What you should do: Pick out each line containing the string "generell" and copy it.

Figure dataset records:

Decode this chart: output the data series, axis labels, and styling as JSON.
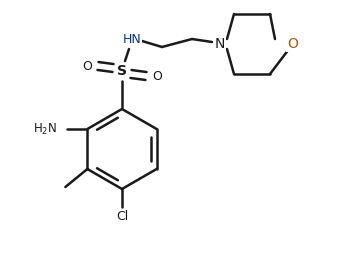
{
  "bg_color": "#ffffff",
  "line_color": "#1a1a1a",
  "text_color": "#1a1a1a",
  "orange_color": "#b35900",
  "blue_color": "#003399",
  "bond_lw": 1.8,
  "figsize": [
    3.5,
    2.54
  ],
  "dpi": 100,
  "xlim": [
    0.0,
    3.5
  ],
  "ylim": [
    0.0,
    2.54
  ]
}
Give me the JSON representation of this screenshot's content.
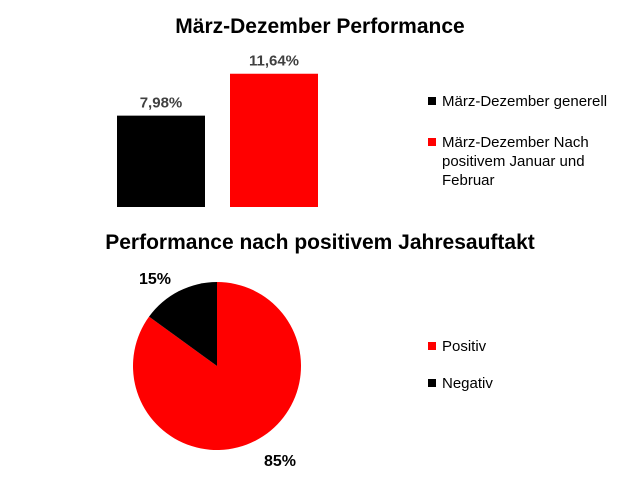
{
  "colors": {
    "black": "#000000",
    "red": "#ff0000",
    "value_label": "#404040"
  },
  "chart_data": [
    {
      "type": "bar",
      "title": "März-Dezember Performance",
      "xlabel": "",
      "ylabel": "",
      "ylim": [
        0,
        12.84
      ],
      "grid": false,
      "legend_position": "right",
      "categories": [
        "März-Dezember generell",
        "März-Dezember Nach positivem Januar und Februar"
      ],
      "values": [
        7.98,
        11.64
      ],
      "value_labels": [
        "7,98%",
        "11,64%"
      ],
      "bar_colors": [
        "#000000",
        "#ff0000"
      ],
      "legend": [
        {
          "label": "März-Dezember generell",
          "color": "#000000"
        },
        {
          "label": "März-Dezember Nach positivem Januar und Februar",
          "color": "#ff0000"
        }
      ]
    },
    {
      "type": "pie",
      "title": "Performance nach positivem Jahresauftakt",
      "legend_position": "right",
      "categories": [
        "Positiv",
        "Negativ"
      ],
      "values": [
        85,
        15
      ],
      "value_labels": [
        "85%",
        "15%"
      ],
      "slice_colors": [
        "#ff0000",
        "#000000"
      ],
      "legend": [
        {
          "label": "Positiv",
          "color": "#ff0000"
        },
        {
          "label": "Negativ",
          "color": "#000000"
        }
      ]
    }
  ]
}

Exercise output:
        "März-Dezember generell",
          "label": "März-Dezember generell",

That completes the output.